What to produce: Only lines with the string "šughni" matter here; gather them from the material below.

The input:
※
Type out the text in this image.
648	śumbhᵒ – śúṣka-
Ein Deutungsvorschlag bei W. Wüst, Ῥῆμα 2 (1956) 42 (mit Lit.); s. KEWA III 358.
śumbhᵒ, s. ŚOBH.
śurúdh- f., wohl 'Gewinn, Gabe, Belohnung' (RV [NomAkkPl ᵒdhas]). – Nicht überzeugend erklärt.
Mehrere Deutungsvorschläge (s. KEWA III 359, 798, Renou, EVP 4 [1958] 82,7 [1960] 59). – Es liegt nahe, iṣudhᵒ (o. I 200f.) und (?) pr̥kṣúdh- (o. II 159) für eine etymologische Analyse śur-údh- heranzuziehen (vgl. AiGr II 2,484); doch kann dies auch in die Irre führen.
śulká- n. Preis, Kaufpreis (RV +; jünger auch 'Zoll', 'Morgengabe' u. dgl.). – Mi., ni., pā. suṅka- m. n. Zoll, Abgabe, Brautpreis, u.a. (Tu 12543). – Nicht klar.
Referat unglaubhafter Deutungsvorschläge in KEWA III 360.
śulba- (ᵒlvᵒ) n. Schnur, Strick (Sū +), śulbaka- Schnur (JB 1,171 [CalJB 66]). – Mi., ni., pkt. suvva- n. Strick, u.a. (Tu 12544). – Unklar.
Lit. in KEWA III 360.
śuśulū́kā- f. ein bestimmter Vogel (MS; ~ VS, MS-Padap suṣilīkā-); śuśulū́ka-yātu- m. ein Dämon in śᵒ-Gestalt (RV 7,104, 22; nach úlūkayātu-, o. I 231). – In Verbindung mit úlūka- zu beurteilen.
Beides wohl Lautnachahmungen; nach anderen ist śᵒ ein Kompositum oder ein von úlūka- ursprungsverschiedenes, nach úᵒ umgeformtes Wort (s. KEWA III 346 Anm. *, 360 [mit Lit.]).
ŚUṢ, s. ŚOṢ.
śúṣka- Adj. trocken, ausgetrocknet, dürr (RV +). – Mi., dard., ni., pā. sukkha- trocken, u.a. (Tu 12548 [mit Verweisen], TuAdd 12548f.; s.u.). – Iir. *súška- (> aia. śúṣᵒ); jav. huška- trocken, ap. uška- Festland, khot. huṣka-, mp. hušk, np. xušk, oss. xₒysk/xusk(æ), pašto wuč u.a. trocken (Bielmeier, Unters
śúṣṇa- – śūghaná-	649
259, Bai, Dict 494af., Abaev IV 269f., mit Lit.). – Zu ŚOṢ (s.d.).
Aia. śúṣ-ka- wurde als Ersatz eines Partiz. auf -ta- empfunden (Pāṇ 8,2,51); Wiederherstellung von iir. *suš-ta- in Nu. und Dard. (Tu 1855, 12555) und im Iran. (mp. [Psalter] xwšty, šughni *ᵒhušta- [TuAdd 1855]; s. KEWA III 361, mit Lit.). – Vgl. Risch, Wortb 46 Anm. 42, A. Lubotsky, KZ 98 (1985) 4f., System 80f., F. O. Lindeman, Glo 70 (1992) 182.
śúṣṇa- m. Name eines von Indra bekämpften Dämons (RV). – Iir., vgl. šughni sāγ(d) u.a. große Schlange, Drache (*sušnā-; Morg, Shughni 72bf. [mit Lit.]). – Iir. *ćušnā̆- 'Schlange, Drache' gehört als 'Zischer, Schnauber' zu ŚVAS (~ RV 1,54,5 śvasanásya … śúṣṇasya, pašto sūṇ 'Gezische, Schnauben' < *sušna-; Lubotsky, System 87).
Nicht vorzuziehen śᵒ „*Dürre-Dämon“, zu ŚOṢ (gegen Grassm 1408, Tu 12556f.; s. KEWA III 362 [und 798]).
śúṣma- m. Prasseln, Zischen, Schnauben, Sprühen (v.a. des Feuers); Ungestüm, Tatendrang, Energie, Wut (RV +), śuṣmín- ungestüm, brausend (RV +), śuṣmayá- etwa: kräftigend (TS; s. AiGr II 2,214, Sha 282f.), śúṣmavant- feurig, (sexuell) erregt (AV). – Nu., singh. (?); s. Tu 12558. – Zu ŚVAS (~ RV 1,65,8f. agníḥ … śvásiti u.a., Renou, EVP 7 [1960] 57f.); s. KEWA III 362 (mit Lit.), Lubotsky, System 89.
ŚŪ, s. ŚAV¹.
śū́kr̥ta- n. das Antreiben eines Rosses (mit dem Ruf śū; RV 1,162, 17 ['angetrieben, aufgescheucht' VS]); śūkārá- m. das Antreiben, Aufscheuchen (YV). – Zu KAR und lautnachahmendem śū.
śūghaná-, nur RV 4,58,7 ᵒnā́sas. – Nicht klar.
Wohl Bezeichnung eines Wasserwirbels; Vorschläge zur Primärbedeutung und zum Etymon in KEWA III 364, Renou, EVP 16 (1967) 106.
※
Answer in full:
Aia. śúṣ-ka- wurde als Ersatz eines Partiz. auf -ta- empfunden (Pāṇ 8,2,51); Wiederherstellung von iir. *suš-ta- in Nu. und Dard. (Tu 1855, 12555) und im Iran. (mp. [Psalter] xwšty, šughni *ᵒhušta- [TuAdd 1855]; s. KEWA III 361, mit Lit.). – Vgl. Risch, Wortb 46 Anm. 42, A. Lubotsky, KZ 98 (1985) 4f., System 80f., F. O. Lindeman, Glo 70 (1992) 182.
śúṣṇa- m. Name eines von Indra bekämpften Dämons (RV). – Iir., vgl. šughni sāγ(d) u.a. große Schlange, Drache (*sušnā-; Morg, Shughni 72bf. [mit Lit.]). – Iir. *ćušnā̆- 'Schlange, Drache' gehört als 'Zischer, Schnauber' zu ŚVAS (~ RV 1,54,5 śvasanásya … śúṣṇasya, pašto sūṇ 'Gezische, Schnauben' < *sušna-; Lubotsky, System 87).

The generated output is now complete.